- INSTRUCTION -
Each entry in the listing below should be restated word for word.

+ + + + +

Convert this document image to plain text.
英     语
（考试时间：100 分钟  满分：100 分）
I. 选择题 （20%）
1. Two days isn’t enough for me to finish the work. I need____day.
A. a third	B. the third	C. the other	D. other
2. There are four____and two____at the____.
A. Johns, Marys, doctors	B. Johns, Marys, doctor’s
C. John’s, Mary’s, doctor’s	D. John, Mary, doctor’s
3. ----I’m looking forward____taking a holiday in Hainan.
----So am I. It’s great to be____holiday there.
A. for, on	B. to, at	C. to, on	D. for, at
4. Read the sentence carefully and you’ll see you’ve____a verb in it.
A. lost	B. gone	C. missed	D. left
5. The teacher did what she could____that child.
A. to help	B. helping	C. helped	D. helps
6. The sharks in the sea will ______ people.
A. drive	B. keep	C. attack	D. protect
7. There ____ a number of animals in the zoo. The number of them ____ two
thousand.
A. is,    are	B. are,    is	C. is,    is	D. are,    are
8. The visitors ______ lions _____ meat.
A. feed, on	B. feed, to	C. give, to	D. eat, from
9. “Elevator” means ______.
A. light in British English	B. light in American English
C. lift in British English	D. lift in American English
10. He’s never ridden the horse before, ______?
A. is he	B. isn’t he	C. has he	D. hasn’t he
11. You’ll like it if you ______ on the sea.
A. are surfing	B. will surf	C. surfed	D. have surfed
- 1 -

+ + + + +

- OUTPUT OF THE EXERCISE -
Convert this document image to plain text.
英     语
（考试时间：100 分钟  满分：100 分）
I. 选择题 （20%）
1. Two days isn’t enough for me to finish the work. I need____day.
A. a third	B. the third	C. the other	D. other
2. There are four____and two____at the____.
A. Johns, Marys, doctors	B. Johns, Marys, doctor’s
C. John’s, Mary’s, doctor’s	D. John, Mary, doctor’s
3. ----I’m looking forward____taking a holiday in Hainan.
----So am I. It’s great to be____holiday there.
A. for, on	B. to, at	C. to, on	D. for, at
4. Read the sentence carefully and you’ll see you’ve____a verb in it.
A. lost	B. gone	C. missed	D. left
5. The teacher did what she could____that child.
A. to help	B. helping	C. helped	D. helps
6. The sharks in the sea will ______ people.
A. drive	B. keep	C. attack	D. protect
7. There ____ a number of animals in the zoo. The number of them ____ two
thousand.
A. is,    are	B. are,    is	C. is,    is	D. are,    are
8. The visitors ______ lions _____ meat.
A. feed, on	B. feed, to	C. give, to	D. eat, from
9. “Elevator” means ______.
A. light in British English	B. light in American English
C. lift in British English	D. lift in American English
10. He’s never ridden the horse before, ______?
A. is he	B. isn’t he	C. has he	D. hasn’t he
11. You’ll like it if you ______ on the sea.
A. are surfing	B. will surf	C. surfed	D. have surfed
- 1 -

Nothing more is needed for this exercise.